Data listing:
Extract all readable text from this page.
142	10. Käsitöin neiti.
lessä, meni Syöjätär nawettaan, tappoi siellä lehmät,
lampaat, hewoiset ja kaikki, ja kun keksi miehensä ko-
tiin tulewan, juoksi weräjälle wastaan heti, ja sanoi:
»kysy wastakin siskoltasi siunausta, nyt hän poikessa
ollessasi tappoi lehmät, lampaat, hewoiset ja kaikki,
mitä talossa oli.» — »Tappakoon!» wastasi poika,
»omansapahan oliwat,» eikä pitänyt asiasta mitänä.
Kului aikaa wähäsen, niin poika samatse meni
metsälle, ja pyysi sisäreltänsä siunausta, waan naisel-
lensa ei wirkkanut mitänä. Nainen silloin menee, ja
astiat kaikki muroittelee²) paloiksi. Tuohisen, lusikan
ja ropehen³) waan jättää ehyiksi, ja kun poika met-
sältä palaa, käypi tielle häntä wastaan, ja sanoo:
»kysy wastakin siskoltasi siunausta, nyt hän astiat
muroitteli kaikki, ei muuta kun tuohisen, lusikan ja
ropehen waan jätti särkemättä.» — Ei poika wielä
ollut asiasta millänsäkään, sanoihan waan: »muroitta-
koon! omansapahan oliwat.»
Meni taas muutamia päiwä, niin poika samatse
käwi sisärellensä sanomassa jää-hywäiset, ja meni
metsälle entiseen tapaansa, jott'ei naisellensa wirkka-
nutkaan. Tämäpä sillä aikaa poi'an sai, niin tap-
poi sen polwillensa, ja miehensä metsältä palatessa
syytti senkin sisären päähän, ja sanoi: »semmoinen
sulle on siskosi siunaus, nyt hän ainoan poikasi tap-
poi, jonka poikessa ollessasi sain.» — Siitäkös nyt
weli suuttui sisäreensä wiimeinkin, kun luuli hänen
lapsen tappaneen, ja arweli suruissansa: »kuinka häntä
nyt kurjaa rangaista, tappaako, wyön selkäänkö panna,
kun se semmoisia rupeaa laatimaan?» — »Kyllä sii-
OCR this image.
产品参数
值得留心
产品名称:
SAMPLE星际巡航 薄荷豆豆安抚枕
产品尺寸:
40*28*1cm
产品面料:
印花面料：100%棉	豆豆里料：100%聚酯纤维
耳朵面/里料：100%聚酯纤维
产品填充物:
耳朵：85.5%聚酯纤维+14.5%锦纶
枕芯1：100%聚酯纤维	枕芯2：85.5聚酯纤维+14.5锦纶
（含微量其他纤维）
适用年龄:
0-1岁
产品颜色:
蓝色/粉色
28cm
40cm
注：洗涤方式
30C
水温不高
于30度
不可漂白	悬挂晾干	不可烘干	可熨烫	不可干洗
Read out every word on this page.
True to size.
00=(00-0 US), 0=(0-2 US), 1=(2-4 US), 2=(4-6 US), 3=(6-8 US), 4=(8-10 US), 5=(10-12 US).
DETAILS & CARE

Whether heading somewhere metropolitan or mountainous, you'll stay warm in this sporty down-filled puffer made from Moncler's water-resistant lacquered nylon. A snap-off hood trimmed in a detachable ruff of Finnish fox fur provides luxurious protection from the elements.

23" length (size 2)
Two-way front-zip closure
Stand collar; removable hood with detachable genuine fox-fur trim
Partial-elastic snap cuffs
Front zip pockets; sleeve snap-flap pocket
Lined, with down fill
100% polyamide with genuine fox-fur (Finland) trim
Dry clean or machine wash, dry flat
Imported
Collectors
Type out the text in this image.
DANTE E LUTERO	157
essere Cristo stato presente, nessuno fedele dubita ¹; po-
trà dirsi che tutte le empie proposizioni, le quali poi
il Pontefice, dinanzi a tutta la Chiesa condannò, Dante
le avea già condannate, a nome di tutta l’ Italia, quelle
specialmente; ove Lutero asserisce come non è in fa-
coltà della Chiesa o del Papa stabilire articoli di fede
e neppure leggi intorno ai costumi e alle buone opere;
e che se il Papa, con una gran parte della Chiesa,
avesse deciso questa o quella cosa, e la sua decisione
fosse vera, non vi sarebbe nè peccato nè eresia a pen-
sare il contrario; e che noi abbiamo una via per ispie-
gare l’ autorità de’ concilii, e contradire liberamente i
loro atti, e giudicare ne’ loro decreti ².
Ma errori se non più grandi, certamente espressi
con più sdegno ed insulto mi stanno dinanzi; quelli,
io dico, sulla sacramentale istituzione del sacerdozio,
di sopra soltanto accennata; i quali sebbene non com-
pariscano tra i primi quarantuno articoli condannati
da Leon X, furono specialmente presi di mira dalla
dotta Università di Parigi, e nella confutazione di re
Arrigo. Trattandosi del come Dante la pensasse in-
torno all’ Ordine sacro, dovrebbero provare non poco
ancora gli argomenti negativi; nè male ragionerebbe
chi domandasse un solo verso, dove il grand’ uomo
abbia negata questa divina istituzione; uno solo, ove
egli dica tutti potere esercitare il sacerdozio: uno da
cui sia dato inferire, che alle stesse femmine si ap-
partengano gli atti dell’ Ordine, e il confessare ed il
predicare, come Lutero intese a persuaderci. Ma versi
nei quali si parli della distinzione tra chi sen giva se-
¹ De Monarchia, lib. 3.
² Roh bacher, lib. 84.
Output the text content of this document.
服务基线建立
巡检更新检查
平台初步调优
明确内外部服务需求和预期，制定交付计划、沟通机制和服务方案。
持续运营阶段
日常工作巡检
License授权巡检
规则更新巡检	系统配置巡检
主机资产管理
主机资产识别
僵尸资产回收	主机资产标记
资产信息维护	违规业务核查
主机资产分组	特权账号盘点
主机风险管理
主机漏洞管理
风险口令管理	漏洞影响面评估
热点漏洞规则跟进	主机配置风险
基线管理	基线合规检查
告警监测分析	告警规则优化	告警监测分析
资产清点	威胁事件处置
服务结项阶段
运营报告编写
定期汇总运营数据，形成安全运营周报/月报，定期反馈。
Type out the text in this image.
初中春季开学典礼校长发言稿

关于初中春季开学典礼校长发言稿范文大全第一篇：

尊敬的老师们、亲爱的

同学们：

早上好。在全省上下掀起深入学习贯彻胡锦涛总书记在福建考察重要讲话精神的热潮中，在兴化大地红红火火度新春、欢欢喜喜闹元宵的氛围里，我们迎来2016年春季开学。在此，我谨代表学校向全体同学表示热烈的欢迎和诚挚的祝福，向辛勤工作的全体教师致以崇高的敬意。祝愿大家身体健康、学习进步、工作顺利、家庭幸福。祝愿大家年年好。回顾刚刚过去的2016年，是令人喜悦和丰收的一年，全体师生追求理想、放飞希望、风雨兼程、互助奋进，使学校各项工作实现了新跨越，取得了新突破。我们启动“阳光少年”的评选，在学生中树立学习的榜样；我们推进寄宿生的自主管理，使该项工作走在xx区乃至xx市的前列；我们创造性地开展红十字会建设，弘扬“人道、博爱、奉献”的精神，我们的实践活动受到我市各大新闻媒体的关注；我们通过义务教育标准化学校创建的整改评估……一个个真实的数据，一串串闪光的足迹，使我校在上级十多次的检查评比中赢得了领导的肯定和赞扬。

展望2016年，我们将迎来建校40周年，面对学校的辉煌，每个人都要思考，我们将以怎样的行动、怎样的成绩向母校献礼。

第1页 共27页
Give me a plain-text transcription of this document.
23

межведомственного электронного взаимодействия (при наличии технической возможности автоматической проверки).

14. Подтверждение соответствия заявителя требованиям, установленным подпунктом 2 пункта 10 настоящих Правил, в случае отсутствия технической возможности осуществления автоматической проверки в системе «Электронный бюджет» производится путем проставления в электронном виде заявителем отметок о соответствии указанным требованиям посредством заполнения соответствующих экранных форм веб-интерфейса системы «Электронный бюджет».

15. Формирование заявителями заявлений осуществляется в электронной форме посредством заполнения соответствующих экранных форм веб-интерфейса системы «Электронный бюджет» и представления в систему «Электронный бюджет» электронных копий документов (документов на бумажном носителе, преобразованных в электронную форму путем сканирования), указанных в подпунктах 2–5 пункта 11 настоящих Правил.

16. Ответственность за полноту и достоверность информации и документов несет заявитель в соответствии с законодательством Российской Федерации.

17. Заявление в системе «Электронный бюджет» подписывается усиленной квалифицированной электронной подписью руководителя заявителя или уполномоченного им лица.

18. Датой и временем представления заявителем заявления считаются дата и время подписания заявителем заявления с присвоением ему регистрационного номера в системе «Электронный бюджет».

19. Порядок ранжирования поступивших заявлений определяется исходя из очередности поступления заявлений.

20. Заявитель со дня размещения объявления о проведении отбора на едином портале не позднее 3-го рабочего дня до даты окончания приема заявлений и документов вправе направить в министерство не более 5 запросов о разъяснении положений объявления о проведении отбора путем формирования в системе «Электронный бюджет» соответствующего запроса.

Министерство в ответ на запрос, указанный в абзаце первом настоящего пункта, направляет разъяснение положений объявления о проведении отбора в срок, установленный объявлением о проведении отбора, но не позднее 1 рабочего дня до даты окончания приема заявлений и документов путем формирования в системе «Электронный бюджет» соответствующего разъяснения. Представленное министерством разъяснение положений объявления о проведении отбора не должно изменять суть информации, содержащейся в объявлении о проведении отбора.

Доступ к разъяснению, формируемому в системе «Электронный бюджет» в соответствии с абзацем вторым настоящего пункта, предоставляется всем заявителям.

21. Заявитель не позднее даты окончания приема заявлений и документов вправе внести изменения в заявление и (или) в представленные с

YOUR OBJECTIVE = Across the records, count the lines holding the string "lehmät". Give the number and stop.

RESULT = 2